── PROVIDED DATA
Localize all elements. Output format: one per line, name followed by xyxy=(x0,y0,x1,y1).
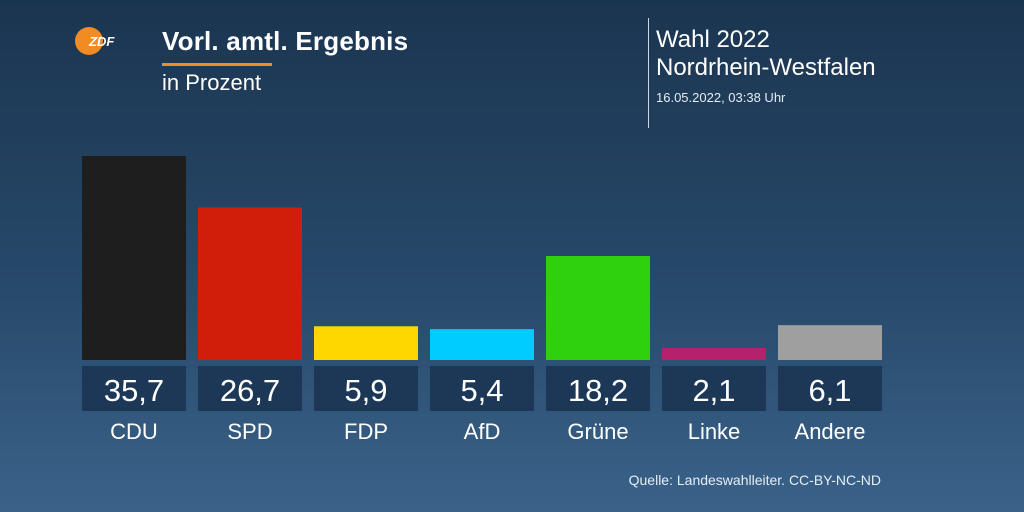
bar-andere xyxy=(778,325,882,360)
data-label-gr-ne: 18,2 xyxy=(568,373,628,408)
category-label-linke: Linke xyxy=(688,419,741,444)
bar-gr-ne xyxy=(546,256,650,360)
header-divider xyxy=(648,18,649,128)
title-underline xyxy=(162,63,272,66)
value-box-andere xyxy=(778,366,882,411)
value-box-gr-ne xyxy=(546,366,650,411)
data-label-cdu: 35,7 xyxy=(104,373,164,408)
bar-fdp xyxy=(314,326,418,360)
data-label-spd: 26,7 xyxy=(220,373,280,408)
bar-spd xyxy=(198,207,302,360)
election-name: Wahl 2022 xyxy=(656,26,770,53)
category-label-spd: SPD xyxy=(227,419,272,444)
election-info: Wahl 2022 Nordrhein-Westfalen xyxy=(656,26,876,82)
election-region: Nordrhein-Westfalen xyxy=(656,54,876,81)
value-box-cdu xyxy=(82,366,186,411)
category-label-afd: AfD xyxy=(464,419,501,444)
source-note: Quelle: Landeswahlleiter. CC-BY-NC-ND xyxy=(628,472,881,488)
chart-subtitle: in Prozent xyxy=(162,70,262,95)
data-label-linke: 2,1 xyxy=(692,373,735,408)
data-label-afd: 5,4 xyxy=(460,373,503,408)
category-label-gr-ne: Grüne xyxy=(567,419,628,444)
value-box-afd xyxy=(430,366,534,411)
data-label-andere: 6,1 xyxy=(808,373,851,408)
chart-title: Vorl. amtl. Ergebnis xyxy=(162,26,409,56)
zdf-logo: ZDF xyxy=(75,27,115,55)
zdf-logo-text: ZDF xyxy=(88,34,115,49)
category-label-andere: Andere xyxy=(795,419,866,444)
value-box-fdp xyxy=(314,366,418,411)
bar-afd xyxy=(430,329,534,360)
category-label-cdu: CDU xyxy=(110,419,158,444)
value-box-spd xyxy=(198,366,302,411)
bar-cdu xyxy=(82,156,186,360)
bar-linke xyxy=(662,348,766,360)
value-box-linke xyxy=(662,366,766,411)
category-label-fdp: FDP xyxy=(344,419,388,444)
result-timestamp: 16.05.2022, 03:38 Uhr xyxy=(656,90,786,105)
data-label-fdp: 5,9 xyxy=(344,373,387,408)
────
── PROVIDED DATA
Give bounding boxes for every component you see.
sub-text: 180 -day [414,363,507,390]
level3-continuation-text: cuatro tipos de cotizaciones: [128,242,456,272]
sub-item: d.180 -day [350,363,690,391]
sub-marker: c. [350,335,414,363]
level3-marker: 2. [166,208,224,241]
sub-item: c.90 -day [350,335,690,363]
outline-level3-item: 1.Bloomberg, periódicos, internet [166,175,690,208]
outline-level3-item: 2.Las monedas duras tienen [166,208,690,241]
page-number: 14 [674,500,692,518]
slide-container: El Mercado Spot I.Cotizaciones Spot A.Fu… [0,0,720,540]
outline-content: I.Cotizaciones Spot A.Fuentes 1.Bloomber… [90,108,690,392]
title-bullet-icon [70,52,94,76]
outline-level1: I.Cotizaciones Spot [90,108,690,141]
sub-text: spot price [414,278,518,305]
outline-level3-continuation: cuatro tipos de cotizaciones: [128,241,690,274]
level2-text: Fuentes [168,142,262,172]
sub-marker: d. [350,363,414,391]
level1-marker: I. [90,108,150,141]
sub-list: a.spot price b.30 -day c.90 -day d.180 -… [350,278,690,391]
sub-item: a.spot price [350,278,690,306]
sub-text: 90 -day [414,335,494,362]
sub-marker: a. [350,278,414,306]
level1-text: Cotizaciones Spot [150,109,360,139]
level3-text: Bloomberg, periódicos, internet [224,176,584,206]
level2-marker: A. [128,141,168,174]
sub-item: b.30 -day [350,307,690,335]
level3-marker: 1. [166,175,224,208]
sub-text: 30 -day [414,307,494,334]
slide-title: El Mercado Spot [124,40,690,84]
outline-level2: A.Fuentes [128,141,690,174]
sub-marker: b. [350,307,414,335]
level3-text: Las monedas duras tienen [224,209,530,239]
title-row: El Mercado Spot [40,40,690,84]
────
── PROVIDED DATA
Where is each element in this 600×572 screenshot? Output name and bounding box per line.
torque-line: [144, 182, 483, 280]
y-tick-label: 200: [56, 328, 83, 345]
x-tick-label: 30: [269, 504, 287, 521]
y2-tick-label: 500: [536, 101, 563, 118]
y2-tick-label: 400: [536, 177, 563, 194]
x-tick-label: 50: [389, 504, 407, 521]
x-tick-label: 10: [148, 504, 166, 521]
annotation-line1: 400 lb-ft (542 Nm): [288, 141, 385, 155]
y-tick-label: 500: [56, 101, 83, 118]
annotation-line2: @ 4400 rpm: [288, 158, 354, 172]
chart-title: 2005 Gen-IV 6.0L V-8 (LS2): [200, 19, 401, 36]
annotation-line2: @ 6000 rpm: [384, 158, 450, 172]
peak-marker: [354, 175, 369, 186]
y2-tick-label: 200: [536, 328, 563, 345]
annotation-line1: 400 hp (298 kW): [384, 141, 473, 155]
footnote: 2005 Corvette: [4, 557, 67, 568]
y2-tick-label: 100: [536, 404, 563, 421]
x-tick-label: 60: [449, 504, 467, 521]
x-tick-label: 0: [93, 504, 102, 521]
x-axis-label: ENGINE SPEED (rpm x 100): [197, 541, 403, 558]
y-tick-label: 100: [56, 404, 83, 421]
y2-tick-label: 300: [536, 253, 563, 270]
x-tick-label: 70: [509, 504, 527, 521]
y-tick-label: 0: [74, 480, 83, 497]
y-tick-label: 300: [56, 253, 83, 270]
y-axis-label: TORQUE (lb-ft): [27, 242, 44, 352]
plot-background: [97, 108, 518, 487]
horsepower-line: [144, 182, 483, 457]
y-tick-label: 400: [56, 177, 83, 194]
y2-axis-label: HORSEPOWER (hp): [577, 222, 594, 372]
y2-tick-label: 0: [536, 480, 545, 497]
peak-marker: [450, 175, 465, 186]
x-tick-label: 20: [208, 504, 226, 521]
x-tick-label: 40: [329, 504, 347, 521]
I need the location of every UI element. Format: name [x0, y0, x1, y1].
────
■ TASK REQUIREMENTS ■
Collect every line of the listing above that contains the string "bounding". Matching is case-sensitive.

■ THE RESPONSE ■
Give bounding boxes for every component you see.
Where is each element in this 600×572 screenshot? Output name and bounding box per line.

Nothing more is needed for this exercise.